Task instructions
Review the lines that follow and copy each one that contains the word "Διοικητικού".
** Start of Records to use **
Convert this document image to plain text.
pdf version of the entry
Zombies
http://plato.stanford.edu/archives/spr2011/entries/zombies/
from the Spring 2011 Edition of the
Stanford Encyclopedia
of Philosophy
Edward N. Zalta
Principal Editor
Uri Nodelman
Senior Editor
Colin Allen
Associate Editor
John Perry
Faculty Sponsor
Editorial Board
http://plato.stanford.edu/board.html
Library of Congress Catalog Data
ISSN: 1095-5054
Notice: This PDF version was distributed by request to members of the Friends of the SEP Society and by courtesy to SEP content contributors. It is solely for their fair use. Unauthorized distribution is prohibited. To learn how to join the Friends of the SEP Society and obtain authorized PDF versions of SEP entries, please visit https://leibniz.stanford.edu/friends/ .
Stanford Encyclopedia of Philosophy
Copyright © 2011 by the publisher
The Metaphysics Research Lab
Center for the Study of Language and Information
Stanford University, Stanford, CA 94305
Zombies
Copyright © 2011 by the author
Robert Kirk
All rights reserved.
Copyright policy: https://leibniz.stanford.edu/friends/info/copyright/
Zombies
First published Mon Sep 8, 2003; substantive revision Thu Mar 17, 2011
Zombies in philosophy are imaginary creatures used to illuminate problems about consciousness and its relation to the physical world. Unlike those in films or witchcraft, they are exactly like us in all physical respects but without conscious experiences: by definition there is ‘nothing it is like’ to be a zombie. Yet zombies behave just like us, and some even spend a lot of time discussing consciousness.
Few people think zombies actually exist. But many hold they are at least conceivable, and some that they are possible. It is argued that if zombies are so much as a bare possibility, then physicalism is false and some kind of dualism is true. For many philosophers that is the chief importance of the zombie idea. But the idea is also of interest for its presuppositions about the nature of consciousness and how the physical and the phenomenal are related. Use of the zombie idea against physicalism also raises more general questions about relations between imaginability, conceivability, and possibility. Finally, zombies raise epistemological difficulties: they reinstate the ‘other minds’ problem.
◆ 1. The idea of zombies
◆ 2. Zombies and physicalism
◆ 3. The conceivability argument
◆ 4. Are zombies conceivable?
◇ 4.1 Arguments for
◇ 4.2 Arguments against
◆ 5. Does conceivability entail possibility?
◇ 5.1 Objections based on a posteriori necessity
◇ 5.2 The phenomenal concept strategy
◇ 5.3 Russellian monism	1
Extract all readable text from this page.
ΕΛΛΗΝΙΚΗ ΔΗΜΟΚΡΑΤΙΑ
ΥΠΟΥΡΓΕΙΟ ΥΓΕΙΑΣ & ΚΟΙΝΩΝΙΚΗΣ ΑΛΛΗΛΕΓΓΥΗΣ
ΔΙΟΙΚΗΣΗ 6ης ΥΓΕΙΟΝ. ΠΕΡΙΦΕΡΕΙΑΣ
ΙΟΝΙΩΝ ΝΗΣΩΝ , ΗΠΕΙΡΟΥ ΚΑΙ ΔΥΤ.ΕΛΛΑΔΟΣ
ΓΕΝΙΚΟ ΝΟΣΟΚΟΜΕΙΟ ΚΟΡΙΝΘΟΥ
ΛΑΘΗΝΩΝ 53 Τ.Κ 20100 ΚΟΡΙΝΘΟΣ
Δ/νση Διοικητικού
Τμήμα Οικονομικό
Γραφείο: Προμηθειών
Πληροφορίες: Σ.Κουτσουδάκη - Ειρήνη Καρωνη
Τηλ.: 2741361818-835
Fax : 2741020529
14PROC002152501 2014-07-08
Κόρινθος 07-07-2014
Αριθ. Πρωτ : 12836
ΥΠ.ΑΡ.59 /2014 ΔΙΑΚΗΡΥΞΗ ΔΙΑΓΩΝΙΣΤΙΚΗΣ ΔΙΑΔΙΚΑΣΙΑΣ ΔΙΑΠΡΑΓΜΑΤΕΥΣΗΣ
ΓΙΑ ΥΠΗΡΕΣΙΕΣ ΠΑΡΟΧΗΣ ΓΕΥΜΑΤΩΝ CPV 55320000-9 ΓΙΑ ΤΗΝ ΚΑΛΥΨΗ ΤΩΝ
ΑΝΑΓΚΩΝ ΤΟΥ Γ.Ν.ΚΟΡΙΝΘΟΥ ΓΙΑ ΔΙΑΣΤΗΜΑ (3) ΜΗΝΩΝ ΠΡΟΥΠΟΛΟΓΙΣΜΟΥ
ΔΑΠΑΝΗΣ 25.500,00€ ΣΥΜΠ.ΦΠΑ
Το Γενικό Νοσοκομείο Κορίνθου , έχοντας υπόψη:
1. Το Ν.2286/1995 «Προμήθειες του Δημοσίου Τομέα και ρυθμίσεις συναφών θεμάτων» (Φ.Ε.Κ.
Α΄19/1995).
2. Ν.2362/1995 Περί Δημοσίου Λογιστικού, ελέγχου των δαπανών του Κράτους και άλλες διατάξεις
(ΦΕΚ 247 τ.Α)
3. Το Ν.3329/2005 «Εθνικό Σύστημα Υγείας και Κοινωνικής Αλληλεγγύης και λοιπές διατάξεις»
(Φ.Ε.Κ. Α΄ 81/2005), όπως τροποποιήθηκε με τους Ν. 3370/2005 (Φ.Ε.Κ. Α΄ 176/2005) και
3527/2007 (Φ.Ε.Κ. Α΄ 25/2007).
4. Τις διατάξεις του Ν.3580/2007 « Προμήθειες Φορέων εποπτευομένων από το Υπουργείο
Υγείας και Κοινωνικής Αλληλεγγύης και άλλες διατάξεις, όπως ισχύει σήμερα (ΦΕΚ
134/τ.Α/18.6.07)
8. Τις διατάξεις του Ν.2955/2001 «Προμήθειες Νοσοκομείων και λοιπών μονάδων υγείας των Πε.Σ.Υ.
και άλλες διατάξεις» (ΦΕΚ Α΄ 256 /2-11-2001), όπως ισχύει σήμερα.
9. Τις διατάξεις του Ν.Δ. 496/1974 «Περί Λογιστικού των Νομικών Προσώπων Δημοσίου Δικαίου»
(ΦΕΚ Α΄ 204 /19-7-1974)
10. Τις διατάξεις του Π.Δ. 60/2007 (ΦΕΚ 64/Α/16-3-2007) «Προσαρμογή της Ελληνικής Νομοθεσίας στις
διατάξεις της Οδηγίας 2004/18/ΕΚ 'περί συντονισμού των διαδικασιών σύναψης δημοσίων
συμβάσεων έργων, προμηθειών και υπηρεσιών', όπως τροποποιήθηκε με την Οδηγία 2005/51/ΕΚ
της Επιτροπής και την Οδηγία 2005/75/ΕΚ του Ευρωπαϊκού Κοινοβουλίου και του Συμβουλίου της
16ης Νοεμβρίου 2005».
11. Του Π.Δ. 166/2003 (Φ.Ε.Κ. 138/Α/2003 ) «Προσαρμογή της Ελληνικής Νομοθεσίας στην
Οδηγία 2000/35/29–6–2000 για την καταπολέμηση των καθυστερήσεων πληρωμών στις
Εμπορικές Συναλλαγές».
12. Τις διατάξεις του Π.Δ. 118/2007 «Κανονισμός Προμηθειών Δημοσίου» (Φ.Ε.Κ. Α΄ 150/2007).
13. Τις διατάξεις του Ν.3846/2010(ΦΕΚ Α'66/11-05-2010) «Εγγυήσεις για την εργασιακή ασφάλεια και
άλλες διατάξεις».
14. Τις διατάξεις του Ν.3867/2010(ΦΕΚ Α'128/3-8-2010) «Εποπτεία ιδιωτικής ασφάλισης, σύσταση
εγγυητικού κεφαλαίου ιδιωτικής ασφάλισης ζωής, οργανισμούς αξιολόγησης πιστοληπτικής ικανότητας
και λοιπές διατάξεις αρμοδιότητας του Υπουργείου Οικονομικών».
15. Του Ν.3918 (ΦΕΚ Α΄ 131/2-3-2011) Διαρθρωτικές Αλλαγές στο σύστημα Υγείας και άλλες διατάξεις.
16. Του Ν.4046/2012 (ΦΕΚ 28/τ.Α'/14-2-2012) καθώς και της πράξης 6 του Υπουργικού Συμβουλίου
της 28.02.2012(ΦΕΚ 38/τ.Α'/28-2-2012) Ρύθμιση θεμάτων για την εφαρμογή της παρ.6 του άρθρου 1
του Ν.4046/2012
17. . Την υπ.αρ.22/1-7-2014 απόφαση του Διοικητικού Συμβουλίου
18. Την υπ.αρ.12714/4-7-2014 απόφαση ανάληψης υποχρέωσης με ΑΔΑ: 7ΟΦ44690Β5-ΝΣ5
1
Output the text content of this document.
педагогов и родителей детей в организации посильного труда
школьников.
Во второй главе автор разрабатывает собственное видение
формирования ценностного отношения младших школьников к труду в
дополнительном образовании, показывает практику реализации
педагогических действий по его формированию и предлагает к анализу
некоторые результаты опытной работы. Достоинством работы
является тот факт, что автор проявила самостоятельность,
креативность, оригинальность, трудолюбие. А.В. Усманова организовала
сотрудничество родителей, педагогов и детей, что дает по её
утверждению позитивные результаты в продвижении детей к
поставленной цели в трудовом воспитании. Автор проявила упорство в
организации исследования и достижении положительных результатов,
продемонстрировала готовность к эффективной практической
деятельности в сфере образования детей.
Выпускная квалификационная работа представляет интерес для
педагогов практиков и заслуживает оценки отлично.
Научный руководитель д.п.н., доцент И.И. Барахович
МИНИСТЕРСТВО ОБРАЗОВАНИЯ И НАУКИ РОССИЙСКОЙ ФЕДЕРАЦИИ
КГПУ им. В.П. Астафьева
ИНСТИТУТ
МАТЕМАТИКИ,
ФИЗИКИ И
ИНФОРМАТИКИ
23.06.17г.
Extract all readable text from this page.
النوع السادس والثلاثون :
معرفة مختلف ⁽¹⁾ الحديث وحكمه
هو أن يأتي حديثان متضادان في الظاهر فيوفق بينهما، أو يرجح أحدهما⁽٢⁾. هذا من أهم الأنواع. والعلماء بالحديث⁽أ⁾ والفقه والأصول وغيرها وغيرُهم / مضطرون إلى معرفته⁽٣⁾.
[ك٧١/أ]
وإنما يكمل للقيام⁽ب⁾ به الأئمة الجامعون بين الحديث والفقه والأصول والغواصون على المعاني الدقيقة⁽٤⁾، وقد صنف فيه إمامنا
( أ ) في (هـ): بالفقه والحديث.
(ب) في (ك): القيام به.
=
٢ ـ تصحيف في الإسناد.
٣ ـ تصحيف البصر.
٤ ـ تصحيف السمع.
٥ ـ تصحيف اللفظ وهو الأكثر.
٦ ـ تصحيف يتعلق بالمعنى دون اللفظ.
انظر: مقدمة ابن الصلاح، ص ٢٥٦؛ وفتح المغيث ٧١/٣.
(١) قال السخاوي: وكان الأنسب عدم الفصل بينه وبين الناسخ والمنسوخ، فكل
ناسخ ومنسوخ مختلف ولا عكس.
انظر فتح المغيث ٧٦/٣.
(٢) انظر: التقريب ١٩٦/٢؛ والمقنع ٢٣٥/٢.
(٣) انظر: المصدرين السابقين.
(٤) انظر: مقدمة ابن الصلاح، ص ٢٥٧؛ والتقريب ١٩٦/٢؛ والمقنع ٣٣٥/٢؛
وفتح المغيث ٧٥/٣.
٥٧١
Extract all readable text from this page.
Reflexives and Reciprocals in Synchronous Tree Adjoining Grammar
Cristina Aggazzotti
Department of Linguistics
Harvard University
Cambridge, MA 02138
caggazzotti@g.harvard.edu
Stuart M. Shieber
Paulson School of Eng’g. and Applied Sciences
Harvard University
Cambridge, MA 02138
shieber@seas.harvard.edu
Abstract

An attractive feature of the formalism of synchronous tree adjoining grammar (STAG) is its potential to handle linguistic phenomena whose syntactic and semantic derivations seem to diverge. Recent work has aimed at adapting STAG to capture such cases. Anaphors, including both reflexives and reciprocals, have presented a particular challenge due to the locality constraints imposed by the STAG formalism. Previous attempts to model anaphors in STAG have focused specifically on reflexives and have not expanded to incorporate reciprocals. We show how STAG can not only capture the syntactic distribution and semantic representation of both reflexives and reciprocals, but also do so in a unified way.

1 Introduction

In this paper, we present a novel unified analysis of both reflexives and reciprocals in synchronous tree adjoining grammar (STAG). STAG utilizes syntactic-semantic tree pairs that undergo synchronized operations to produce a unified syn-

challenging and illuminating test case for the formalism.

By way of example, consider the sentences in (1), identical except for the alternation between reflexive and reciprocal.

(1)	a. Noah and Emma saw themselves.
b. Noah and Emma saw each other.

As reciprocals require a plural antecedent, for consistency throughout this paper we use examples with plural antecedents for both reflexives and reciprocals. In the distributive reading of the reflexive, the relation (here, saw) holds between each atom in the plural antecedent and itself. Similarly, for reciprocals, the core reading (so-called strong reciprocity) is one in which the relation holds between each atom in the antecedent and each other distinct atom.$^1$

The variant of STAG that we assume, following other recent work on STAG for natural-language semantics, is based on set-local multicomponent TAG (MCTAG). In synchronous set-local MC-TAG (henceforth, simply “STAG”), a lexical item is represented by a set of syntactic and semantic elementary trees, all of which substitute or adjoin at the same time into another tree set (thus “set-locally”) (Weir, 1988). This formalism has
** End of Records to use **
Written answer
Δ/νση Διοικητικού
17. . Την υπ.αρ.22/1-7-2014 απόφαση του Διοικητικού Συμβουλίου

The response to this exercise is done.